• _WORK INSTRUCTIONS_
A - Answer these questions about the geometric random numbers page, marking each answer (i), (ii) or (iii) to match:
(i) What interval must pr lie in?
(ii) What set do the output numbers R belong to?
(iii) In Scilab v5, what set does the grand(m,n,"geom",p) function choose from?
B - Reproduce a part of the geometric random numbers page, switching "scalar" to "single-valued". Begin at the words "Description" and stop after "other input arguments.".

Geometric random numbers

Calling Sequence

R = distfun_geornd(pr)
R = distfun_geornd(pr,[m,n])
R = distfun_geornd(pr,m,n)

Parameters

pr :

a matrix of doubles, the probability of getting success in a Bernoulli trial. pr in (0,1].

m :

a 1-by-1 matrix of floating point integers, the number of rows of R

n :

a 1-by-1 matrix of floating point integers, the number of columns of R

R:

a matrix of doubles, the random numbers in the set {0,1,2,3,...}.

Description

Generates random variables from the Geometric distribution function.

Any scalar input argument is expanded to a matrix of doubles of the same size as the other input arguments.

Note - The output argument R belongs to the set {0,1,2,3,...}. This is not compatible with the grand(m,n,"geom",p) function in Scilab v5, where the choice is the set {1,2,3,...}. In other words, the calling sequence

R = grand(m,n,"geom",pr)

• _EXTRACTED INFORMATION_
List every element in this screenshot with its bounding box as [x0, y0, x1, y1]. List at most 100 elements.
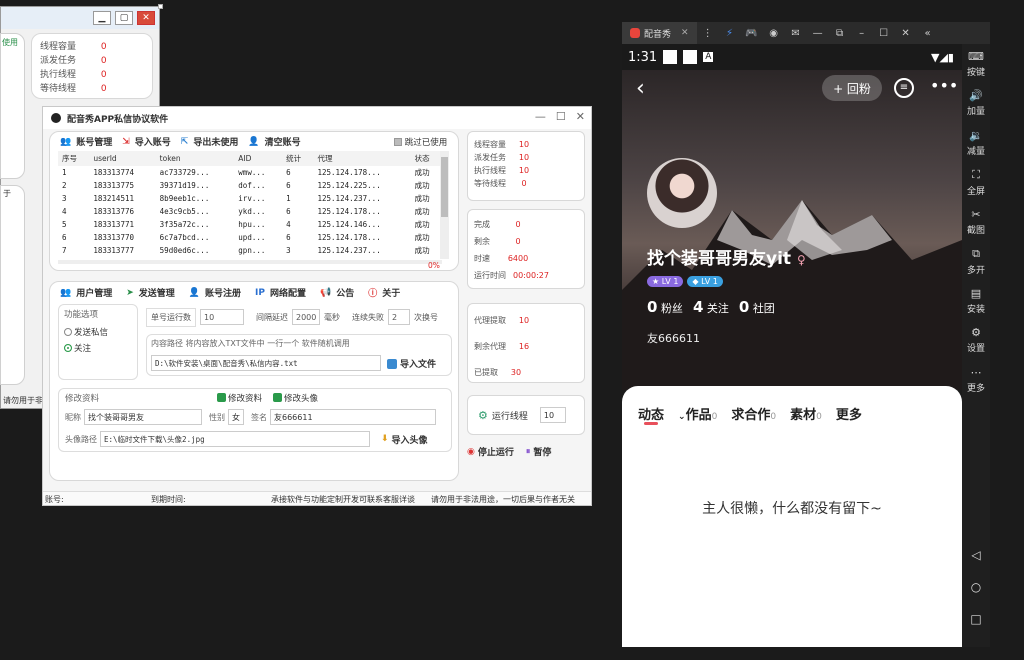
edit-avatar-checkbox[interactable]: 修改头像: [273, 392, 318, 404]
table-header-cell[interactable]: 统计: [282, 151, 314, 166]
sign-input[interactable]: 友666611: [270, 409, 436, 425]
minimize-icon[interactable]: —: [807, 28, 829, 39]
tab-notice[interactable]: 📢 公告: [320, 286, 354, 300]
threads-input[interactable]: 10: [539, 407, 566, 423]
interval-input[interactable]: 2000: [292, 309, 320, 325]
nav-home-icon[interactable]: ○: [962, 580, 990, 594]
account-icon[interactable]: ◉: [763, 28, 785, 39]
tab-send-manage[interactable]: ➤ 发送管理: [126, 286, 175, 300]
table-row[interactable]: 8183313778ddbe884f...jly...6125.124.211.…: [58, 257, 442, 259]
bg-left-panel: 使用: [0, 33, 25, 179]
sidebar-item-volume-up[interactable]: 🔊 加量: [962, 84, 990, 124]
tab-about[interactable]: ⓘ 关于: [368, 286, 400, 299]
close-icon[interactable]: ✕: [576, 110, 585, 123]
table-header-cell[interactable]: token: [155, 151, 235, 166]
clear-account-button[interactable]: 👤 清空账号: [248, 135, 300, 149]
maximize-icon[interactable]: ▢: [115, 11, 133, 25]
menu-dots-icon[interactable]: ⋮: [697, 28, 719, 39]
maximize-icon[interactable]: ☐: [873, 28, 895, 39]
resize-handle[interactable]: [158, 4, 163, 9]
table-row[interactable]: 4 183313776 4e3c9cb5... ykd... 6 125.124.178.…: [58, 205, 442, 218]
minimize-icon[interactable]: ▁: [93, 11, 111, 25]
pause-button[interactable]: ⏸ 暂停: [526, 445, 552, 459]
follow-count[interactable]: 4 关注: [693, 298, 729, 316]
collapse-sidebar-icon[interactable]: «: [917, 28, 939, 39]
sidebar-item-fullscreen[interactable]: ⛶ 全屏: [962, 163, 990, 203]
tab-works[interactable]: ⌄作品0: [678, 404, 717, 423]
minimize-icon[interactable]: —: [535, 110, 546, 123]
account-manage-tab[interactable]: 👥 账号管理: [60, 135, 112, 149]
table-header-cell[interactable]: 状态: [410, 151, 442, 166]
tab-material[interactable]: 素材0: [790, 404, 822, 423]
skip-used-checkbox[interactable]: 跳过已使用: [394, 136, 447, 148]
maximize-icon[interactable]: ☐: [556, 110, 566, 123]
table-scrollbar[interactable]: [440, 151, 449, 259]
table-row[interactable]: 6 183313770 6c7a7bcd... upd... 6 125.124.178.…: [58, 231, 442, 244]
table-cell: 7: [62, 246, 67, 255]
sidebar-item-screenshot[interactable]: ✂ 截图: [962, 202, 990, 242]
close-icon[interactable]: ✕: [137, 11, 155, 25]
table-header-cell[interactable]: userId: [89, 151, 156, 166]
tab-user-manage[interactable]: 👥 用户管理: [60, 286, 112, 300]
bg-edge-text: 于: [3, 189, 11, 198]
import-file-button[interactable]: 导入文件: [387, 357, 436, 370]
table-header-cell[interactable]: 代理: [313, 151, 411, 166]
table-row[interactable]: 7 183313777 59d0ed6c... gpn... 3 125.124.237.…: [58, 244, 442, 257]
gender-input[interactable]: 女: [228, 409, 244, 425]
tab-net-config[interactable]: IP 网络配置: [255, 286, 306, 300]
gamepad-icon[interactable]: 🎮: [741, 28, 763, 39]
send-dm-radio[interactable]: 发送私信: [64, 326, 132, 338]
minimize-window-icon[interactable]: –: [851, 28, 873, 39]
tab-dynamic[interactable]: 动态: [638, 404, 664, 423]
avatar-path-input[interactable]: E:\临时文件下载\头像2.jpg: [100, 431, 370, 447]
import-avatar-button[interactable]: ⬇ 导入头像: [381, 433, 428, 446]
sidebar-item-settings[interactable]: ⚙ 设置: [962, 321, 990, 361]
fail-input[interactable]: 2: [388, 309, 410, 325]
nick-input[interactable]: 找个装哥哥男友: [84, 409, 202, 425]
fans-count[interactable]: 0 粉丝: [647, 298, 683, 316]
tab-more[interactable]: 更多: [836, 404, 862, 423]
table-row[interactable]: 2 183313775 39371d19... dof... 6 125.124.225.…: [58, 179, 442, 192]
table-cell: 125.124.237...: [317, 194, 381, 203]
close-window-icon[interactable]: ✕: [895, 28, 917, 39]
stat-label: 剩余: [474, 237, 490, 246]
nav-recent-icon[interactable]: □: [962, 612, 990, 626]
more-icon[interactable]: •••: [930, 76, 958, 95]
table-row[interactable]: 5 183313771 3f35a72c... hpu... 4 125.124.146.…: [58, 218, 442, 231]
export-unused-button[interactable]: ⇱ 导出未使用: [180, 135, 239, 149]
follow-radio[interactable]: 关注: [64, 342, 132, 354]
run-threads-button[interactable]: 运行线程: [492, 409, 528, 422]
mail-icon[interactable]: ✉: [785, 28, 807, 39]
sidebar-item-install[interactable]: ▤ 安装: [962, 281, 990, 321]
sidebar-item-volume-down[interactable]: 🔉 减量: [962, 123, 990, 163]
stop-button[interactable]: ◉ 停止运行: [467, 445, 514, 459]
edit-info-checkbox[interactable]: 修改资料: [217, 392, 262, 404]
table-header-cell[interactable]: AID: [234, 151, 283, 166]
emulator-tab[interactable]: 配音秀 ✕: [622, 22, 697, 44]
export-icon: ⇱: [180, 136, 189, 147]
window-icon[interactable]: ⧉: [829, 28, 851, 39]
single-run-input[interactable]: 10: [200, 309, 244, 325]
avatar[interactable]: [647, 158, 717, 228]
nav-back-icon[interactable]: ◁: [962, 548, 990, 562]
scrollbar-thumb[interactable]: [441, 157, 448, 217]
follow-back-button[interactable]: + 回粉: [822, 75, 882, 101]
community-count[interactable]: 0 社团: [739, 298, 775, 316]
close-icon[interactable]: ✕: [681, 28, 689, 38]
sidebar-item-multi[interactable]: ⧉ 多开: [962, 242, 990, 282]
boost-icon[interactable]: ⚡: [719, 28, 741, 39]
message-icon[interactable]: ≡: [894, 78, 914, 98]
label: 跳过已使用: [404, 138, 448, 148]
sidebar-item-more[interactable]: ⋯ 更多: [962, 360, 990, 400]
back-icon[interactable]: ‹: [636, 76, 645, 101]
table-row[interactable]: 1 183313774 ac733729... wmw... 6 125.124.178.…: [58, 166, 442, 179]
content-path-input[interactable]: D:\软件安装\桌面\配音秀\私信内容.txt: [151, 355, 381, 371]
table-header-cell[interactable]: 序号: [58, 151, 90, 166]
sidebar-item-keys[interactable]: ⌨ 按键: [962, 44, 990, 84]
profile-tabs: 动态 ⌄作品0 求合作0 素材0 更多: [638, 404, 862, 423]
tab-label: 配音秀: [644, 29, 672, 40]
table-row[interactable]: 3 183214511 8b9eeb1c... irv... 1 125.124.237.…: [58, 192, 442, 205]
tab-register[interactable]: 👤 账号注册: [189, 286, 241, 300]
tab-cooperation[interactable]: 求合作0: [731, 404, 776, 423]
import-account-button[interactable]: ⇲ 导入账号: [122, 135, 171, 149]
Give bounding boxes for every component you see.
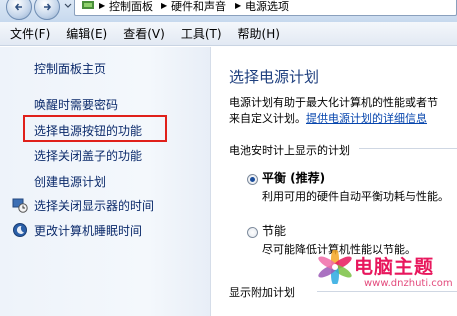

• _ANSWERS TO EACH TASK_
A -
(i) (0,1]
(ii) {0,1,2,3,...}
(iii) {1,2,3,...}

B -
Description

Generates random variables from the Geometric distribution function.

Any single-valued input argument is expanded to a matrix of doubles of the same size as the other input arguments.